Copy the material from the line with "article-code-cell: 246 190" up to and including the line with "table-row: +/- 0,25 2,8 +/- 0,15 683", swapping "table-row" for "row" and leaving everything else unchanged.
— START OF Raw records —
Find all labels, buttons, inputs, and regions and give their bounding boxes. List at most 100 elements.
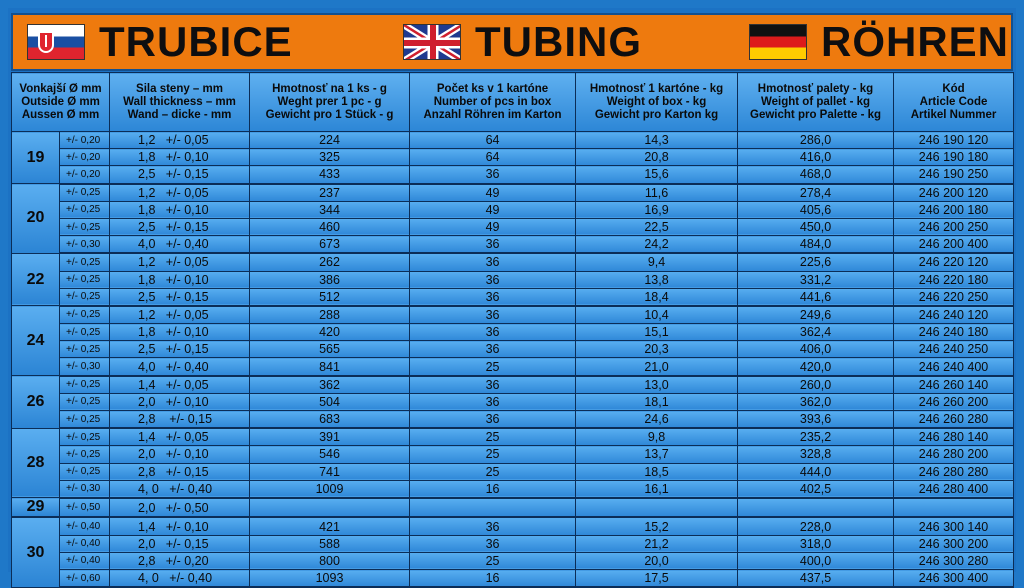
article-code-cell: 246 190 250 xyxy=(893,165,1015,185)
table-row: +/- 0,20 2,5 +/- 0,15 433 36 15,6 468,0 246 19… xyxy=(12,165,1015,185)
pallet-weight-cell: 402,5 xyxy=(737,479,895,499)
outside-diameter-cell: 19 xyxy=(11,130,60,185)
table-row: +/- 0,25 2,8 +/- 0,15 683 36 24,6 393,6 246 26… xyxy=(12,410,1015,430)
table-body: 19 +/- 0,20 1,2 +/- 0,05 224 64 14,3 286,0 246 … xyxy=(11,130,1015,588)
pallet-weight-cell: 416,0 xyxy=(737,148,895,167)
title-tubing: TUBING xyxy=(475,18,642,65)
wall-thickness-cell: 2,5 +/- 0,15 xyxy=(109,287,251,307)
box-weight-cell: 16,9 xyxy=(575,200,739,219)
weight-per-piece-cell xyxy=(249,497,411,519)
box-weight-cell: 24,6 xyxy=(575,410,739,430)
pallet-weight-cell: 278,4 xyxy=(737,183,895,202)
pallet-weight-cell: 393,6 xyxy=(737,410,895,430)
spec-sheet: TRUBICE TUBING RÖHREN xyxy=(8,8,1016,588)
weight-per-piece-cell: 741 xyxy=(249,462,411,481)
wall-thickness-cell: 1,2 +/- 0,05 xyxy=(109,183,251,202)
article-code-cell: 246 220 180 xyxy=(893,270,1015,289)
pieces-per-box-cell: 36 xyxy=(409,392,577,412)
tolerance-cell: +/- 0,25 xyxy=(58,287,111,307)
pallet-weight-cell: 362,4 xyxy=(737,323,895,342)
pieces-per-box-cell: 36 xyxy=(409,270,577,289)
tolerance-cell: +/- 0,25 xyxy=(58,200,111,219)
box-weight-cell: 18,1 xyxy=(575,392,739,412)
pallet-weight-cell: 225,6 xyxy=(737,252,895,272)
wall-thickness-cell: 2,5 +/- 0,15 xyxy=(109,340,251,359)
table-row: +/- 0,25 1,8 +/- 0,10 420 36 15,1 362,4 246 24… xyxy=(12,323,1015,342)
tubing-spec-table: Vonkajší Ø mm Outside Ø mm Aussen Ø mm Sil… xyxy=(10,72,1015,588)
box-weight-cell: 15,1 xyxy=(575,323,739,342)
pallet-weight-cell: 286,0 xyxy=(737,130,895,150)
article-code-cell: 246 260 140 xyxy=(893,375,1015,394)
tolerance-cell: +/- 0,25 xyxy=(58,410,111,430)
wall-thickness-cell: 1,4 +/- 0,10 xyxy=(109,516,251,536)
pieces-per-box-cell: 25 xyxy=(409,551,577,571)
article-code-cell: 246 300 200 xyxy=(893,534,1015,553)
title-trubice: TRUBICE xyxy=(99,18,293,65)
title-sk: TRUBICE xyxy=(27,15,293,69)
pallet-weight-cell: 437,5 xyxy=(737,569,895,588)
pallet-weight-cell: 328,8 xyxy=(737,445,895,464)
tolerance-cell: +/- 0,25 xyxy=(58,392,111,412)
pallet-weight-cell: 260,0 xyxy=(737,375,895,394)
pieces-per-box-cell: 49 xyxy=(409,217,577,237)
wall-thickness-cell: 4, 0 +/- 0,40 xyxy=(109,569,251,588)
german-flag-icon xyxy=(749,24,807,60)
weight-per-piece-cell: 224 xyxy=(249,130,411,150)
table-row: 29 +/- 0,50 2,0 +/- 0,50 xyxy=(11,497,1015,519)
wall-thickness-cell: 2,0 +/- 0,15 xyxy=(109,534,251,553)
pieces-per-box-cell: 36 xyxy=(409,305,577,325)
tolerance-cell: +/- 0,25 xyxy=(58,270,111,289)
wall-thickness-cell: 1,4 +/- 0,05 xyxy=(109,375,251,394)
pieces-per-box-cell: 25 xyxy=(409,427,577,447)
box-weight-cell: 15,2 xyxy=(575,516,739,536)
box-weight-cell xyxy=(575,497,739,519)
box-weight-cell: 20,3 xyxy=(575,340,739,359)
table-row: +/- 0,25 2,5 +/- 0,15 512 36 18,4 441,6 246 22… xyxy=(12,287,1015,307)
pallet-weight-cell: 484,0 xyxy=(737,235,895,255)
article-code-cell xyxy=(893,497,1015,519)
header-pallet-weight: Hmotnosť palety - kg Weight of pallet - k… xyxy=(737,72,895,132)
pieces-per-box-cell: 36 xyxy=(409,375,577,394)
pieces-per-box-cell: 16 xyxy=(409,479,577,499)
pieces-per-box-cell: 36 xyxy=(409,323,577,342)
weight-per-piece-cell: 1093 xyxy=(249,569,411,588)
wall-thickness-cell: 1,8 +/- 0,10 xyxy=(109,148,251,167)
wall-thickness-cell: 1,8 +/- 0,10 xyxy=(109,323,251,342)
weight-per-piece-cell: 683 xyxy=(249,410,411,430)
header-article-code: Kód Article Code Artikel Nummer xyxy=(893,72,1015,132)
pieces-per-box-cell xyxy=(409,497,577,519)
table-row: +/- 0,25 1,8 +/- 0,10 344 49 16,9 405,6 246 20… xyxy=(12,200,1015,219)
wall-thickness-cell: 2,8 +/- 0,15 xyxy=(109,462,251,481)
tolerance-cell: +/- 0,25 xyxy=(58,252,111,272)
pieces-per-box-cell: 49 xyxy=(409,200,577,219)
pallet-weight-cell: 405,6 xyxy=(737,200,895,219)
weight-per-piece-cell: 391 xyxy=(249,427,411,447)
table-row: +/- 0,25 2,8 +/- 0,15 741 25 18,5 444,0 246 28… xyxy=(12,462,1015,481)
wall-thickness-cell: 1,2 +/- 0,05 xyxy=(109,130,251,150)
wall-thickness-cell: 2,0 +/- 0,10 xyxy=(109,392,251,412)
header-row: Vonkajší Ø mm Outside Ø mm Aussen Ø mm Sil… xyxy=(10,72,1015,132)
box-weight-cell: 13,0 xyxy=(575,375,739,394)
tolerance-cell: +/- 0,40 xyxy=(58,551,111,571)
wall-thickness-cell: 2,0 +/- 0,50 xyxy=(109,497,251,519)
title-en: TUBING xyxy=(403,15,642,69)
weight-per-piece-cell: 512 xyxy=(249,287,411,307)
weight-per-piece-cell: 421 xyxy=(249,516,411,536)
weight-per-piece-cell: 588 xyxy=(249,534,411,553)
box-weight-cell: 13,8 xyxy=(575,270,739,289)
box-weight-cell: 20,0 xyxy=(575,551,739,571)
pieces-per-box-cell: 36 xyxy=(409,340,577,359)
box-weight-cell: 15,6 xyxy=(575,165,739,185)
outside-diameter-cell: 24 xyxy=(11,305,60,377)
pallet-weight-cell: 441,6 xyxy=(737,287,895,307)
weight-per-piece-cell: 237 xyxy=(249,183,411,202)
table-row: +/- 0,20 1,8 +/- 0,10 325 64 20,8 416,0 246 19… xyxy=(12,148,1015,167)
box-weight-cell: 16,1 xyxy=(575,479,739,499)
box-weight-cell: 21,0 xyxy=(575,357,739,377)
weight-per-piece-cell: 362 xyxy=(249,375,411,394)
tolerance-cell: +/- 0,40 xyxy=(58,534,111,553)
tolerance-cell: +/- 0,20 xyxy=(58,148,111,167)
table-row: 28 +/- 0,25 1,4 +/- 0,05 391 25 9,8 235,2 246 2… xyxy=(11,427,1015,499)
box-weight-cell: 17,5 xyxy=(575,569,739,588)
pallet-weight-cell: 450,0 xyxy=(737,217,895,237)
— END OF Raw records —
* **Reply to the task**:
article-code-cell: 246 190 250 xyxy=(893,165,1015,185)
row: +/- 0,20 2,5 +/- 0,15 433 36 15,6 468,0 246 19… xyxy=(12,165,1015,185)
pallet-weight-cell: 402,5 xyxy=(737,479,895,499)
outside-diameter-cell: 19 xyxy=(11,130,60,185)
row: +/- 0,25 2,8 +/- 0,15 683 36 24,6 393,6 246 26… xyxy=(12,410,1015,430)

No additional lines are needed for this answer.